REQUIRED WORK »
Search the records for "Açúcares". Copy every line where it appears.

PROVIDED ENTRIES »
○ ○ ○ ○ ○

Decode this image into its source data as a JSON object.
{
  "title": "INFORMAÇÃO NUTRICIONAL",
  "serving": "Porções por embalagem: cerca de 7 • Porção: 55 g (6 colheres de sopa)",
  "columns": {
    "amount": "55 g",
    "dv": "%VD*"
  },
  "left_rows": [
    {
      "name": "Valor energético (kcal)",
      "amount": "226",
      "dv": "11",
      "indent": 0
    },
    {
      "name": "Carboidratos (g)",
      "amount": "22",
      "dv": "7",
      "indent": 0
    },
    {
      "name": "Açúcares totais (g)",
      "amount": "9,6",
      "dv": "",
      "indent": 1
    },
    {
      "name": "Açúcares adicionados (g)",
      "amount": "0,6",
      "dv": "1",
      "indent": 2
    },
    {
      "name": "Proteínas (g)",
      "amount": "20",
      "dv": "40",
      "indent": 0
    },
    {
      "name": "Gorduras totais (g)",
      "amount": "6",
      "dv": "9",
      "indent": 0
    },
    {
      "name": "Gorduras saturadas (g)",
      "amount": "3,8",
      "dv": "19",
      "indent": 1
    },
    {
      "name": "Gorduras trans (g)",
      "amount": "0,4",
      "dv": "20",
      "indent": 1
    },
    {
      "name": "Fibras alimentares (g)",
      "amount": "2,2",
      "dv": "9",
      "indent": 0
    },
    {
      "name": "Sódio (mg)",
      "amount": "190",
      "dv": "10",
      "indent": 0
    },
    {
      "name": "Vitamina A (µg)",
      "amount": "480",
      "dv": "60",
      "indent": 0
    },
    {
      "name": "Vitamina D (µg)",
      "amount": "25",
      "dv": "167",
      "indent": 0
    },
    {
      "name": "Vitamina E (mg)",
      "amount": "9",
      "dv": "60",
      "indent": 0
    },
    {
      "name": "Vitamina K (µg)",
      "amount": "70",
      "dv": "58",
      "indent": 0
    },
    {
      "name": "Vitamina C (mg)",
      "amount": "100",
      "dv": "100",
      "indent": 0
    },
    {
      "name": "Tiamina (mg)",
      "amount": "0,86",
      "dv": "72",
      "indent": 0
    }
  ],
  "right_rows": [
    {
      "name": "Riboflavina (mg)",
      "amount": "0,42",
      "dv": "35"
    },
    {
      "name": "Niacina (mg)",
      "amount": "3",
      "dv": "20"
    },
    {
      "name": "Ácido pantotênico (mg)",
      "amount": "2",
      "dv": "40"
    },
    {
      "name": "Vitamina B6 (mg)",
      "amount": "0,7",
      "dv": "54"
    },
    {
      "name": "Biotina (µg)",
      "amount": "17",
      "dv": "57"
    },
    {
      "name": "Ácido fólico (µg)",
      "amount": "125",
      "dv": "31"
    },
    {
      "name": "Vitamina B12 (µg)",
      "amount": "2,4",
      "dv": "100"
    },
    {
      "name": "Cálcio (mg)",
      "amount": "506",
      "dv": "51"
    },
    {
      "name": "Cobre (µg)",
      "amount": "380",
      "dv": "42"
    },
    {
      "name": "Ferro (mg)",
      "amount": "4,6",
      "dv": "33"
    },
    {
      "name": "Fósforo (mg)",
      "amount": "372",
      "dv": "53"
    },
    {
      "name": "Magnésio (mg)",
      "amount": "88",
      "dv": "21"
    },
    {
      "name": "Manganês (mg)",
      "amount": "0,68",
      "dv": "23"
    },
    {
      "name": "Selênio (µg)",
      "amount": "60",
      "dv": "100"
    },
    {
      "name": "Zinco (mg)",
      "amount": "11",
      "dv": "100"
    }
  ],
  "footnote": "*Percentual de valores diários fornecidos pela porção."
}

○ ○ ○ ○ ○

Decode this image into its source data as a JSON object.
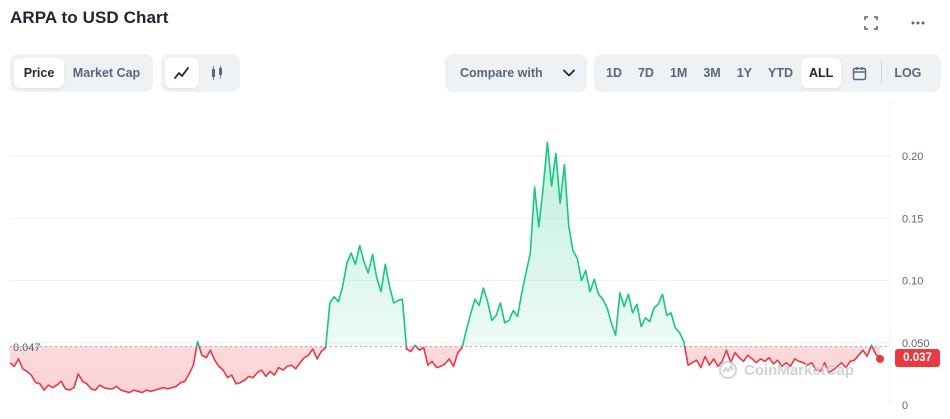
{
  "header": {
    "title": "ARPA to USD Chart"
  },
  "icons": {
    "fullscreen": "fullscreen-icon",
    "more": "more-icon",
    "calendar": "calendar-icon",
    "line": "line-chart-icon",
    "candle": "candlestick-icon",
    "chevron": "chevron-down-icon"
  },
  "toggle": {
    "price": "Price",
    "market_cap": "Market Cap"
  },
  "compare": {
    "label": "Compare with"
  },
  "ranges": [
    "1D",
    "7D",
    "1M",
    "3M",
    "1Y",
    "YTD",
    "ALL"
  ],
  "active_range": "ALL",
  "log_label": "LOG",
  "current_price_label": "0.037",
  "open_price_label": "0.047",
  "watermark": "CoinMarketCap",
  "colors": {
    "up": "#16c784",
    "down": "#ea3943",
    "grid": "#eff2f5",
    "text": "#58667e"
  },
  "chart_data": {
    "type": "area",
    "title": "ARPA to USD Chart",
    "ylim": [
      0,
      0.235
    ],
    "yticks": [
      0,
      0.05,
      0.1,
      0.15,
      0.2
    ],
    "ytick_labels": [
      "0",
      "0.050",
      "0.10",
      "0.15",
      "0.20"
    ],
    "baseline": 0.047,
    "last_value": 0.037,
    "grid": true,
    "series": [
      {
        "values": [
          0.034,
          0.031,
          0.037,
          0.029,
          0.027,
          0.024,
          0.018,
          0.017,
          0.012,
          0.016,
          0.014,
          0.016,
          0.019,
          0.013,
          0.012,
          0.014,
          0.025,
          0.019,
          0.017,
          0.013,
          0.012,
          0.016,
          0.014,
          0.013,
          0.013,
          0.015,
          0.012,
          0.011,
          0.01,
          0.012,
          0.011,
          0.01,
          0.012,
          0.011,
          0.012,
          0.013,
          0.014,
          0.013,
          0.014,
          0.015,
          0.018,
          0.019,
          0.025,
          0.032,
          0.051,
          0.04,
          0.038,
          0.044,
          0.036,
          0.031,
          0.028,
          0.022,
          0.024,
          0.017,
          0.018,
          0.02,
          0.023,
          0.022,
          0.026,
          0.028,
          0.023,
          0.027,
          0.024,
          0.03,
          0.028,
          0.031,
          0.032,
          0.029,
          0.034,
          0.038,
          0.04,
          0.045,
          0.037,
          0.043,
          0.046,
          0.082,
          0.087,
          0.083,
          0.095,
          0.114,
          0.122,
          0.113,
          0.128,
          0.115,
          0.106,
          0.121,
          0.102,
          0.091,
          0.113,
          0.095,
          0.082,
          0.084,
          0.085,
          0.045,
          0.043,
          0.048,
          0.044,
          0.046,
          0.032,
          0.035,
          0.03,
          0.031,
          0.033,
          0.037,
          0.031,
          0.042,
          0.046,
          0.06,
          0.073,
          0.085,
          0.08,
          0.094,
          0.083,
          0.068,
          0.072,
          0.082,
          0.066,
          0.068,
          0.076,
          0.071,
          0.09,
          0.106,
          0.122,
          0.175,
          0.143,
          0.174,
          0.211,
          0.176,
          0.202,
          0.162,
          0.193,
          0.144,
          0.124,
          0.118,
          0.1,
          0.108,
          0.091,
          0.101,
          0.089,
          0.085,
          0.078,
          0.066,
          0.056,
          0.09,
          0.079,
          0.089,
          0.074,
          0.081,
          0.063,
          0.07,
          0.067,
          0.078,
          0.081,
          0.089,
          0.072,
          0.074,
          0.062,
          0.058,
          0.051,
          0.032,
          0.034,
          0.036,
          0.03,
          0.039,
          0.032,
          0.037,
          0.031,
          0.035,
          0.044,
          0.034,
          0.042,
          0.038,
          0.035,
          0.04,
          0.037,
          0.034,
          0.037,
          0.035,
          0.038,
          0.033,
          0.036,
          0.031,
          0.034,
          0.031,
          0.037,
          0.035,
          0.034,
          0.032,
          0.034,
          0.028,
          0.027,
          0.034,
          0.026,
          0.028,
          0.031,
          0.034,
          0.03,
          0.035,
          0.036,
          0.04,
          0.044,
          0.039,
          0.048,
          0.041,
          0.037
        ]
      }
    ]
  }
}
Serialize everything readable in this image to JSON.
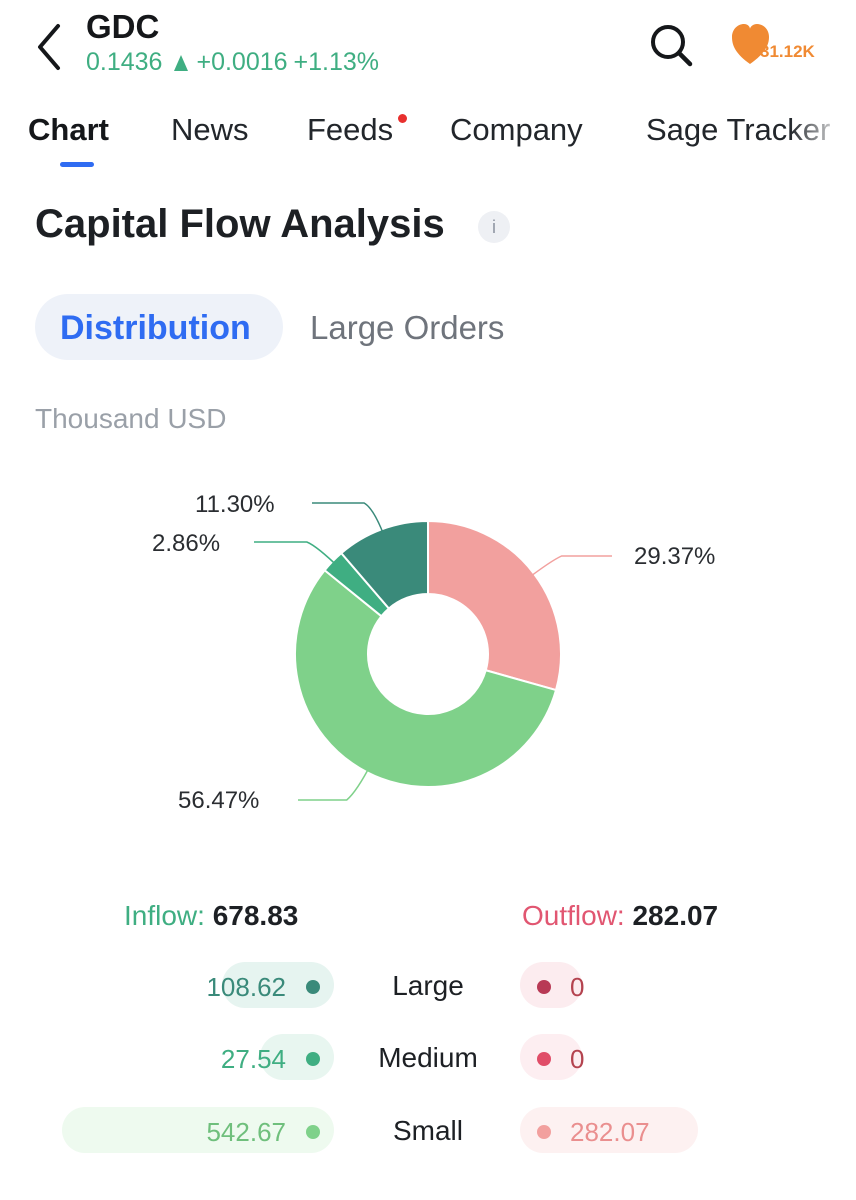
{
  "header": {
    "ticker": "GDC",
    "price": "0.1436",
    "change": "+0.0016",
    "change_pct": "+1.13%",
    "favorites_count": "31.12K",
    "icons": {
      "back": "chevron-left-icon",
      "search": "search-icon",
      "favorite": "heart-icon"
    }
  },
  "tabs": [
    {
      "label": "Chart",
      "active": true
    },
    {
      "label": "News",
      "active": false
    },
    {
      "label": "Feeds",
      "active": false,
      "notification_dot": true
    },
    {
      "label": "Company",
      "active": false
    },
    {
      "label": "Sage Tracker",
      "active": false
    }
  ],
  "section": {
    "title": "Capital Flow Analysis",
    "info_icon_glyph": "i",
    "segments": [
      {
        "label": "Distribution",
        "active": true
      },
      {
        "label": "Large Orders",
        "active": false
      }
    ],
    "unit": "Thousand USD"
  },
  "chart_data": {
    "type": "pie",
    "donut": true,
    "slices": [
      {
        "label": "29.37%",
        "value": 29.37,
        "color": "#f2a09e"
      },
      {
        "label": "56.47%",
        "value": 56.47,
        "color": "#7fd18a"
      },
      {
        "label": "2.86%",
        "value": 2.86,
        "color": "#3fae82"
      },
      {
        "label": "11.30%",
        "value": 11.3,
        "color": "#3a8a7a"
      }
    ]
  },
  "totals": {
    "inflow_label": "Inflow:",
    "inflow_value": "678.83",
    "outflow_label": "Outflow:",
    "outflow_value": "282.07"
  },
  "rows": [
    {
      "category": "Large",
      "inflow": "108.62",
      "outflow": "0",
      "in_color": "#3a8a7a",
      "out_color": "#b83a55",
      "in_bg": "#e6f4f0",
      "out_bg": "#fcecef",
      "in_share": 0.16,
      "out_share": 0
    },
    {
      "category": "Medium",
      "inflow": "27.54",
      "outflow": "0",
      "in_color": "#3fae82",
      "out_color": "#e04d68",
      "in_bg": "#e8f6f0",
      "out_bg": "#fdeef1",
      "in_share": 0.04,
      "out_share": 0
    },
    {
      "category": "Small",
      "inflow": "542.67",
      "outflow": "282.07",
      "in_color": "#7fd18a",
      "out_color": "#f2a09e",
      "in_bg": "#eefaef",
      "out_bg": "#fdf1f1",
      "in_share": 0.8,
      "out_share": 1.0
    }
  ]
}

○ ○ ○ ○ ○

FINISHED ANSWER »
      "name": "Açúcares totais (g)",
      "name": "Açúcares adicionados (g)",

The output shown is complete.